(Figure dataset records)
:::
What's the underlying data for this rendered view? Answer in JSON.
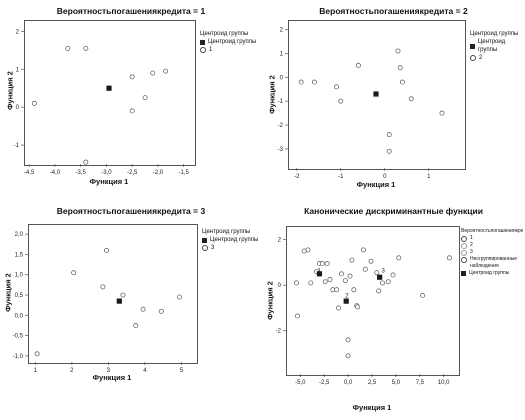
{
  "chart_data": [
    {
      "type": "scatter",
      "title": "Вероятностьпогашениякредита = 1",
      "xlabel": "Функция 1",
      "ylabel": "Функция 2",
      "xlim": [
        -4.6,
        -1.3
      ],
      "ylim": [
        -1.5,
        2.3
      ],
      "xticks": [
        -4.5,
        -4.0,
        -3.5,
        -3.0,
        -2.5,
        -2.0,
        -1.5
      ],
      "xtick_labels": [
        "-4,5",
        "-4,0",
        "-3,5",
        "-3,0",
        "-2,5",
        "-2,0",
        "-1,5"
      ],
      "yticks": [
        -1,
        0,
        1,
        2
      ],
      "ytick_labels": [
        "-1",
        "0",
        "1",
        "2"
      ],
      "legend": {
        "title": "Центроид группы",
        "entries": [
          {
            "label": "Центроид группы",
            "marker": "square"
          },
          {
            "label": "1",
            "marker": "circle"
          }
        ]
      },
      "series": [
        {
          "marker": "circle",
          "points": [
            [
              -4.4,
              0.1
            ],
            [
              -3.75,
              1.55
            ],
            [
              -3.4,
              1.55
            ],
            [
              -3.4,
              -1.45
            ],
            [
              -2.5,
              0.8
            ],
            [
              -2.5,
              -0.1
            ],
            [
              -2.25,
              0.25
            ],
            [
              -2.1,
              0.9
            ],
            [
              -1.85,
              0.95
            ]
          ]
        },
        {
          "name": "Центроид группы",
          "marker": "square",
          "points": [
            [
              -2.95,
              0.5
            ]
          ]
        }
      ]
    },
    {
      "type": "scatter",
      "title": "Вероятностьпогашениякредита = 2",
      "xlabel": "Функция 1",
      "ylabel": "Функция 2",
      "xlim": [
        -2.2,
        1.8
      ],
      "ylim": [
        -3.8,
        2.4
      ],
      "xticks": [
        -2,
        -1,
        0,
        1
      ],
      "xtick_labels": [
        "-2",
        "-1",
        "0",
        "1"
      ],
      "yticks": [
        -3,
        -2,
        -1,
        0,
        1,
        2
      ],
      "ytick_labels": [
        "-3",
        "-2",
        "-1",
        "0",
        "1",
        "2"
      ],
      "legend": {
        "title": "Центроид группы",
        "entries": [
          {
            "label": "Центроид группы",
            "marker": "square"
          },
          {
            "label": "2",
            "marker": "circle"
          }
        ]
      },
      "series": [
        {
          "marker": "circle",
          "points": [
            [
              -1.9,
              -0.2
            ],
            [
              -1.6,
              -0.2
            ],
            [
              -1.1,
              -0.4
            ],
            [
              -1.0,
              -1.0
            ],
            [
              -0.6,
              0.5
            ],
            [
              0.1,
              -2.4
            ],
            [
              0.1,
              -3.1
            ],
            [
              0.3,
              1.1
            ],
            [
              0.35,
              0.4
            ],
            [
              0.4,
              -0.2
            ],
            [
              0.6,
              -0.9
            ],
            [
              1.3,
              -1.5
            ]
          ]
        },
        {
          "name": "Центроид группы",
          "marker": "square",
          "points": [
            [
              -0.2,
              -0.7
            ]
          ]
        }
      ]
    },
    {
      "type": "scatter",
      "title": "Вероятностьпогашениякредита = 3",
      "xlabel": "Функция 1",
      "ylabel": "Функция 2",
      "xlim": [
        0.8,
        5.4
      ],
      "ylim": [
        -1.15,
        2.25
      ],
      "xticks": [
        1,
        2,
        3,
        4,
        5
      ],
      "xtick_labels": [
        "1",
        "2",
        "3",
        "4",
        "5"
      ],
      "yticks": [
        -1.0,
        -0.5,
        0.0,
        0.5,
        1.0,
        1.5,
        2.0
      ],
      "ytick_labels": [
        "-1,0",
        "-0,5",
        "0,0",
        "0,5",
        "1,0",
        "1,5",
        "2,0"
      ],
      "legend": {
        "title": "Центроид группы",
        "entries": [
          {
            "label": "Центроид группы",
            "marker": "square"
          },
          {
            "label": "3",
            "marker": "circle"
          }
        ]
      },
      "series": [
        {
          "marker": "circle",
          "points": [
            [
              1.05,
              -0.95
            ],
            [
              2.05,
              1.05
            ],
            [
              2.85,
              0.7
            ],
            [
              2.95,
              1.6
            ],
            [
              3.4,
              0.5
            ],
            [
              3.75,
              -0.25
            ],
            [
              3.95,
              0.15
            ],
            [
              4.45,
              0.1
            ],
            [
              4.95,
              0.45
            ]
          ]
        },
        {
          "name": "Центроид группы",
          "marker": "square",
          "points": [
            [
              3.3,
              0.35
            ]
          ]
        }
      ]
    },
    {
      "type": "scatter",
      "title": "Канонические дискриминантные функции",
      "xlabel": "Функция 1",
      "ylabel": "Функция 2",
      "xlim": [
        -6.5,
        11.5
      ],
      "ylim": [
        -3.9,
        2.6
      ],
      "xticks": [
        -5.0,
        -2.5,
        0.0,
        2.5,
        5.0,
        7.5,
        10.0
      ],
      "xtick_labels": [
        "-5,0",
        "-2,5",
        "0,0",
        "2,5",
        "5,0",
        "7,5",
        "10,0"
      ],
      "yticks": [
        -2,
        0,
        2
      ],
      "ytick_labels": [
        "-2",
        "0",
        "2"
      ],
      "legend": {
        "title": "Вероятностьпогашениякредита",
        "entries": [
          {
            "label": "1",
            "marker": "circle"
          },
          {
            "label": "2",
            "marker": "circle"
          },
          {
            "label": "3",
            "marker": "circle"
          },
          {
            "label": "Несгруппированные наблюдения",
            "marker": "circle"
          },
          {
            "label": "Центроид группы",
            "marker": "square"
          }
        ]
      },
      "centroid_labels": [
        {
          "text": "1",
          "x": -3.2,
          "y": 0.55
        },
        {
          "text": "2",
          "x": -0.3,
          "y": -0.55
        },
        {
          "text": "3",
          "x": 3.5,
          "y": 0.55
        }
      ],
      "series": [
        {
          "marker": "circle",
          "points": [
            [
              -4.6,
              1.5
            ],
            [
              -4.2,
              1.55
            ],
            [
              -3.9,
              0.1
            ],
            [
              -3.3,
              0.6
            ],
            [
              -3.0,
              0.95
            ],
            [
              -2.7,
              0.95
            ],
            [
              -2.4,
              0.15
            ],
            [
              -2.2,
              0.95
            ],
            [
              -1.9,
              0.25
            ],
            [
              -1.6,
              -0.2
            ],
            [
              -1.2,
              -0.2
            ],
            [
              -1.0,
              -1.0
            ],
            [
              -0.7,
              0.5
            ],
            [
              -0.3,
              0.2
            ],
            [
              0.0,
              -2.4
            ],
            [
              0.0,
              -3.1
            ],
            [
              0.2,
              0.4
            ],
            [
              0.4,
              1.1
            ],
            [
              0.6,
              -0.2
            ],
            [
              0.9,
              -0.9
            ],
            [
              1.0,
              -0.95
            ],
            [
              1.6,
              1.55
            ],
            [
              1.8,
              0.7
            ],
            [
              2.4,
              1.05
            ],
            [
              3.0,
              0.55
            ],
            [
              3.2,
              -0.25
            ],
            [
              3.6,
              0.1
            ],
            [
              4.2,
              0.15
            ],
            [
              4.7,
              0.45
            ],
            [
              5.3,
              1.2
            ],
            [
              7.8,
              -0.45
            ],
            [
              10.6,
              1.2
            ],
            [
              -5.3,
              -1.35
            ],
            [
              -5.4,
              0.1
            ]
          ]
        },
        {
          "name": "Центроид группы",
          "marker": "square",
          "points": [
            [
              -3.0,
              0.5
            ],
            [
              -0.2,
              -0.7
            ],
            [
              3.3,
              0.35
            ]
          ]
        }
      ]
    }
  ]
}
:::
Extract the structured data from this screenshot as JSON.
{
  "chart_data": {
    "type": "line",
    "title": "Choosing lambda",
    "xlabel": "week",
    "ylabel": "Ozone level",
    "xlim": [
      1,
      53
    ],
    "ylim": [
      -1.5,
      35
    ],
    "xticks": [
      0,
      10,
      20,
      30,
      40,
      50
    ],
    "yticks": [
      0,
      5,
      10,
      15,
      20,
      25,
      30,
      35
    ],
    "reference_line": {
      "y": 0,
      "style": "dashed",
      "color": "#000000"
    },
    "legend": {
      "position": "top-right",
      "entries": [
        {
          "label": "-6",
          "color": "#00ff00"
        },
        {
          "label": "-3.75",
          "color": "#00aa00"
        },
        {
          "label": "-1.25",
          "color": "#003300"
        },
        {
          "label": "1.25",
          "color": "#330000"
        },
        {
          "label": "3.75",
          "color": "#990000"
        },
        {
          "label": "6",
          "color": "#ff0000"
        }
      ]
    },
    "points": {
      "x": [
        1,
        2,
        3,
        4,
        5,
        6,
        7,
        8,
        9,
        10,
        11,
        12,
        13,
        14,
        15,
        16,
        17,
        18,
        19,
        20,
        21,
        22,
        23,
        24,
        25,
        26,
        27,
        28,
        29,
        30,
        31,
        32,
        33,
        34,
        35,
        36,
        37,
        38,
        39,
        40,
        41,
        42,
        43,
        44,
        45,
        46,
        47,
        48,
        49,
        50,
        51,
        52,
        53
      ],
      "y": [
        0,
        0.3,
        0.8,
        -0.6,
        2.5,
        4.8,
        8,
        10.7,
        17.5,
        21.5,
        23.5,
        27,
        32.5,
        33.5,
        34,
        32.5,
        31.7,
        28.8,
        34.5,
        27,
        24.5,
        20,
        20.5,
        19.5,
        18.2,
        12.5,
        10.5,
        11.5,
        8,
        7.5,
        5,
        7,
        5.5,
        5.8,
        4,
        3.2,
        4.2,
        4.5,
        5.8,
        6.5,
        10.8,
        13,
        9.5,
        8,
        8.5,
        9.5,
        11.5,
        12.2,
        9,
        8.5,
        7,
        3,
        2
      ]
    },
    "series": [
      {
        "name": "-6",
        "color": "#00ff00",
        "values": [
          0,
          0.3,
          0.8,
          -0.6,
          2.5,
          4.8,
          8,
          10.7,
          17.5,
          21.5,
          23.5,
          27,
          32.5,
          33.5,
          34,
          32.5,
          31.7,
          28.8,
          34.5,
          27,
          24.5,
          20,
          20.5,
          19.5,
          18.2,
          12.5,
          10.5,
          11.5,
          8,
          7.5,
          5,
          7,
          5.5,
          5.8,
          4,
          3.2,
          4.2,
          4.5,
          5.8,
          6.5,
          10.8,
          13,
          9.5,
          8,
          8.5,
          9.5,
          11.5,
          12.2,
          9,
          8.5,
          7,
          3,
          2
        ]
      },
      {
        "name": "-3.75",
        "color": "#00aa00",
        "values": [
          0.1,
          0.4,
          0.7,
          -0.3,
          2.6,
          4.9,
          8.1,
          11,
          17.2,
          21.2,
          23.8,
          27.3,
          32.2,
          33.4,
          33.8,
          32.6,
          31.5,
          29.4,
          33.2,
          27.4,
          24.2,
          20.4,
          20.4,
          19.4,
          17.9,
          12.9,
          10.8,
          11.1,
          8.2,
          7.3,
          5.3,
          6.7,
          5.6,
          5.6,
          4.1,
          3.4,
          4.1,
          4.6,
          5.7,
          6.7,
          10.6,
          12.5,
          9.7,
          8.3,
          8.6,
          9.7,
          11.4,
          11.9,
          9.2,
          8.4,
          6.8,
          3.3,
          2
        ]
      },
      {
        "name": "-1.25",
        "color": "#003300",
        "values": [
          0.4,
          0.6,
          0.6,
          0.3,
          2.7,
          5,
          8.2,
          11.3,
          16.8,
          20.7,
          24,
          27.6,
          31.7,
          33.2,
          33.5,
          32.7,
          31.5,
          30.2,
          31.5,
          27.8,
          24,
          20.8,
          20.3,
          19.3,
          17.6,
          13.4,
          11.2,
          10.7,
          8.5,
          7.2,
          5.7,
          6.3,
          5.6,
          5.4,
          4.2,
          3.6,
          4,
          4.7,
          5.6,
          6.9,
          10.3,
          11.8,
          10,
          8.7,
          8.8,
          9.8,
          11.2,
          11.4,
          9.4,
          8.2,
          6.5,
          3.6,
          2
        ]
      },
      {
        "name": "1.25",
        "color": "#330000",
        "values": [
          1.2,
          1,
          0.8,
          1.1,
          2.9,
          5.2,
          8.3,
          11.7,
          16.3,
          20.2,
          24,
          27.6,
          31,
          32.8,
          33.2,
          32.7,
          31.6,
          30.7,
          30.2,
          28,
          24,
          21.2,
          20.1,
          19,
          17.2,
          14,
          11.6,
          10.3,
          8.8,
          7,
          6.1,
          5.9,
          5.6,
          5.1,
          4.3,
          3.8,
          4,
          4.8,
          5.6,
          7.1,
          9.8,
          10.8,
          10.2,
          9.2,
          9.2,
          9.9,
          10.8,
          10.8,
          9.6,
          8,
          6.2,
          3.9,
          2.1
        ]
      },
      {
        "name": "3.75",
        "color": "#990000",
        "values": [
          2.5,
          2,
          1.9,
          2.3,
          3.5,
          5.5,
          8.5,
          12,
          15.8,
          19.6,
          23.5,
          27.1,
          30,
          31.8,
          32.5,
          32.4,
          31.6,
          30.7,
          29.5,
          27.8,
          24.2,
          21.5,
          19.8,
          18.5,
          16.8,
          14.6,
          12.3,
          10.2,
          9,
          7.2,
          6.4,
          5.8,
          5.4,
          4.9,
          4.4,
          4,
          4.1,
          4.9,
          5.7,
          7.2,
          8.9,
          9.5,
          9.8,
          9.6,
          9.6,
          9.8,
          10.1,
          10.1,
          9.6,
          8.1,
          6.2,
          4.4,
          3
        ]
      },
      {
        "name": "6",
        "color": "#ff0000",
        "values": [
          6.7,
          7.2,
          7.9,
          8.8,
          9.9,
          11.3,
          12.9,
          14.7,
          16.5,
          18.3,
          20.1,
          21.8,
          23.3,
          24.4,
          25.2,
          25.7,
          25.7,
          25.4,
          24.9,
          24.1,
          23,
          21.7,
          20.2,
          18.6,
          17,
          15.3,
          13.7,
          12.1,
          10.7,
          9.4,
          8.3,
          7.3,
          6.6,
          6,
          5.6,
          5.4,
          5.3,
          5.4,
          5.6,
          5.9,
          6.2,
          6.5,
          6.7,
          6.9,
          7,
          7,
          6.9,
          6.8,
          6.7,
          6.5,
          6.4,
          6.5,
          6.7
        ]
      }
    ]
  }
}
:::
Do this => All lines above with "Вероятностьпогашениякредита" in them should be returned.

Written reply =>
      "title": "Вероятностьпогашениякредита = 1",
      "title": "Вероятностьпогашениякредита = 2",
      "title": "Вероятностьпогашениякредита = 3",
        "title": "Вероятностьпогашениякредита",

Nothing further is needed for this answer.